* begin Input for this task *

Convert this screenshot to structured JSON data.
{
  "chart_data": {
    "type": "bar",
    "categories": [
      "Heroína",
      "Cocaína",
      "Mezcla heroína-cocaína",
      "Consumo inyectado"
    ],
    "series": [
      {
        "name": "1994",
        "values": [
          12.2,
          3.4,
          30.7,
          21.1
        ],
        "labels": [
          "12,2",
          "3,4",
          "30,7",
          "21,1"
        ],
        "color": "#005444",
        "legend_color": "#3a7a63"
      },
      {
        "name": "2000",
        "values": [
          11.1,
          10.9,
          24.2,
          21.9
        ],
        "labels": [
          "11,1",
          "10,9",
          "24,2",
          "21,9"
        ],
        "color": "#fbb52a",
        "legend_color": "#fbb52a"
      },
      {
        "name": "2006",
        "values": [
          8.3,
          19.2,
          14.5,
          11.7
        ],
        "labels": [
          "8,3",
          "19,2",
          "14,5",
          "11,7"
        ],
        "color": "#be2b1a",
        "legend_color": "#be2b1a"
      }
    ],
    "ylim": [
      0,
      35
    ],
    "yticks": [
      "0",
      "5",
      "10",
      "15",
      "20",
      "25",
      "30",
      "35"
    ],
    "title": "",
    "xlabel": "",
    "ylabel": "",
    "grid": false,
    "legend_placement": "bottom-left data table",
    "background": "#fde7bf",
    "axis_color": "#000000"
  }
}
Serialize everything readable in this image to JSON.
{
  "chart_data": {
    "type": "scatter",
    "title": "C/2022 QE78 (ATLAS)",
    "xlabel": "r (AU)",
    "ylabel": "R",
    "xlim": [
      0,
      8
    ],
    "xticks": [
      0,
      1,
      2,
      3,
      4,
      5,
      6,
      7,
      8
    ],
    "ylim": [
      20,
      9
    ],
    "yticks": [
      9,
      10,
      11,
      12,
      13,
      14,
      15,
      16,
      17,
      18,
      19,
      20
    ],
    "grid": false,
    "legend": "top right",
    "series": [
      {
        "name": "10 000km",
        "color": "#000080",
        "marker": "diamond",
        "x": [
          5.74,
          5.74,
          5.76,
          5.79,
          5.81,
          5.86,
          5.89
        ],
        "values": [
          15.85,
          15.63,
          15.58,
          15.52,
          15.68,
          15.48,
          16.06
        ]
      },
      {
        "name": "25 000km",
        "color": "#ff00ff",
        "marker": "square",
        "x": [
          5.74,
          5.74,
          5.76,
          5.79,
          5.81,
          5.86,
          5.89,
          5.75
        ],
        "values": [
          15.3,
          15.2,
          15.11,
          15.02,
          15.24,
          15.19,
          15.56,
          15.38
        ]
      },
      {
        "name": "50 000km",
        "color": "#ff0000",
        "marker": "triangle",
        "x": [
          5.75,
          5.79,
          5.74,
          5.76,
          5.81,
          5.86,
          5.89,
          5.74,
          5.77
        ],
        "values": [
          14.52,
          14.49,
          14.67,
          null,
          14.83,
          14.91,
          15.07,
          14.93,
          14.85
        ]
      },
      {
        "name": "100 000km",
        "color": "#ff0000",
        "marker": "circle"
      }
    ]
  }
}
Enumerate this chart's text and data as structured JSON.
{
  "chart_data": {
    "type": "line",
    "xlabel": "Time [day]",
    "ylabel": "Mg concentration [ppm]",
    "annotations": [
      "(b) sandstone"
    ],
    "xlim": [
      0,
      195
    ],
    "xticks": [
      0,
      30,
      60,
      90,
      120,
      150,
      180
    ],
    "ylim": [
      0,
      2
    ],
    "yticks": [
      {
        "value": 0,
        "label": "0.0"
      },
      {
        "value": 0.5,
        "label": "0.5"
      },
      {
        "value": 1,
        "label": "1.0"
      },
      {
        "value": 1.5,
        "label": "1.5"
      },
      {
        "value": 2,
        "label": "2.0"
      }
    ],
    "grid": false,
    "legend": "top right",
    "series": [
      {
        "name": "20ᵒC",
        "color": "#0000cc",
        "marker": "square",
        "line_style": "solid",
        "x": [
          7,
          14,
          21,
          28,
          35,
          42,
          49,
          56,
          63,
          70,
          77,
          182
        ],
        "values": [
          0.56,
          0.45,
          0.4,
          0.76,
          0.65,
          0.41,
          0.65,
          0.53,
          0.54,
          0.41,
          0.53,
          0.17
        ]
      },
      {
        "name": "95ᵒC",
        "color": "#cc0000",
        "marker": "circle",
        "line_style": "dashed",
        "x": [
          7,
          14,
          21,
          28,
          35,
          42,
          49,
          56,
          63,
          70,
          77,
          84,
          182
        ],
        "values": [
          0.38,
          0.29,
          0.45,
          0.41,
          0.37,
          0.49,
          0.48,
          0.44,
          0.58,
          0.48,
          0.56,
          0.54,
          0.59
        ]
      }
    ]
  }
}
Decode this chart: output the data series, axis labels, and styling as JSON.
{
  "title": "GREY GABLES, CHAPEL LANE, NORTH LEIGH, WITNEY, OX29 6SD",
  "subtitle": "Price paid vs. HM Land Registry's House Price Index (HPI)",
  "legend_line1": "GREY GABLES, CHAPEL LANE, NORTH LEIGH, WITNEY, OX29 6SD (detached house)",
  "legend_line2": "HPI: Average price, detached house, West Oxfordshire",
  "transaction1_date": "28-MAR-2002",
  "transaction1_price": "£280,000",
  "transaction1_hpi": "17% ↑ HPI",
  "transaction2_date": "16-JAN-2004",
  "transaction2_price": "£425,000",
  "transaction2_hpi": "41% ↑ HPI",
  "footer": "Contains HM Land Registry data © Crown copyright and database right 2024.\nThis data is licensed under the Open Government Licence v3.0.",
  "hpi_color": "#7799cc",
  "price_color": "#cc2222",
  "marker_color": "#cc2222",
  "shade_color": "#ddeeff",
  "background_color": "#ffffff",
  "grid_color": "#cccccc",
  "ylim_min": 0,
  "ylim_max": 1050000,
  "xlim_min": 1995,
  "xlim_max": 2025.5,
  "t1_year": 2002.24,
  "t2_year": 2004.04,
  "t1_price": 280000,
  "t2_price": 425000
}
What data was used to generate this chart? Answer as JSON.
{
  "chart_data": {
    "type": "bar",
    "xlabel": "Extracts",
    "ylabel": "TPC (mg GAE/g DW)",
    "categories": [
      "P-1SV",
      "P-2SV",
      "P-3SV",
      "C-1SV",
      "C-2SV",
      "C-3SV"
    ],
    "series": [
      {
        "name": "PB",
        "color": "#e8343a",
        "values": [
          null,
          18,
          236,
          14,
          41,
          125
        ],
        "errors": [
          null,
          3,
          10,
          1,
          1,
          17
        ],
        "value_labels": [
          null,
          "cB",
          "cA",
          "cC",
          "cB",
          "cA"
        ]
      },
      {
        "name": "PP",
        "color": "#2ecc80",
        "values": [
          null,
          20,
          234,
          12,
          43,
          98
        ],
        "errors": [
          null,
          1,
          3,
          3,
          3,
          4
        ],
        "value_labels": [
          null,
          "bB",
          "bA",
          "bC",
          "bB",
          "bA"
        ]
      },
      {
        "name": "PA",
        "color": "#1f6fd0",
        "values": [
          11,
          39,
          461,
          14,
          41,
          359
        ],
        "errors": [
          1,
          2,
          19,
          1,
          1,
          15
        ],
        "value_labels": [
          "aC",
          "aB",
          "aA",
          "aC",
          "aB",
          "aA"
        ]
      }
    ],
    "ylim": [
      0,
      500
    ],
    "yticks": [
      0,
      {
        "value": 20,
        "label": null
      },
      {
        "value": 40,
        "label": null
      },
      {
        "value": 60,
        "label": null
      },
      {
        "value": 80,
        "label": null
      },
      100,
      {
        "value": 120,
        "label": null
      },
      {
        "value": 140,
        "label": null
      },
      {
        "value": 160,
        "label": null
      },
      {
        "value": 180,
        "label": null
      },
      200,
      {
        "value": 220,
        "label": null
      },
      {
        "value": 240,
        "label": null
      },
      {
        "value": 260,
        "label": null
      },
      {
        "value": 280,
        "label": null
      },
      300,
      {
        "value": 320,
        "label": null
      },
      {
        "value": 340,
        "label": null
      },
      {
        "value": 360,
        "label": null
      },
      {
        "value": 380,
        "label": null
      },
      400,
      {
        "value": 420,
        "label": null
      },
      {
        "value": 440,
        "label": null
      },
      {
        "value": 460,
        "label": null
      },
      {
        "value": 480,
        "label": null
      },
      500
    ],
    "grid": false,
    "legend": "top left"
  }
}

* end Input for this task *

- **What this task involves**
Which lines above contain "Land"? Show each of them.

- **Correct response**
  "subtitle": "Price paid vs. HM Land Registry's House Price Index (HPI)",
  "footer": "Contains HM Land Registry data © Crown copyright and database right 2024.\nThis data is licensed under the Open Government Licence v3.0.",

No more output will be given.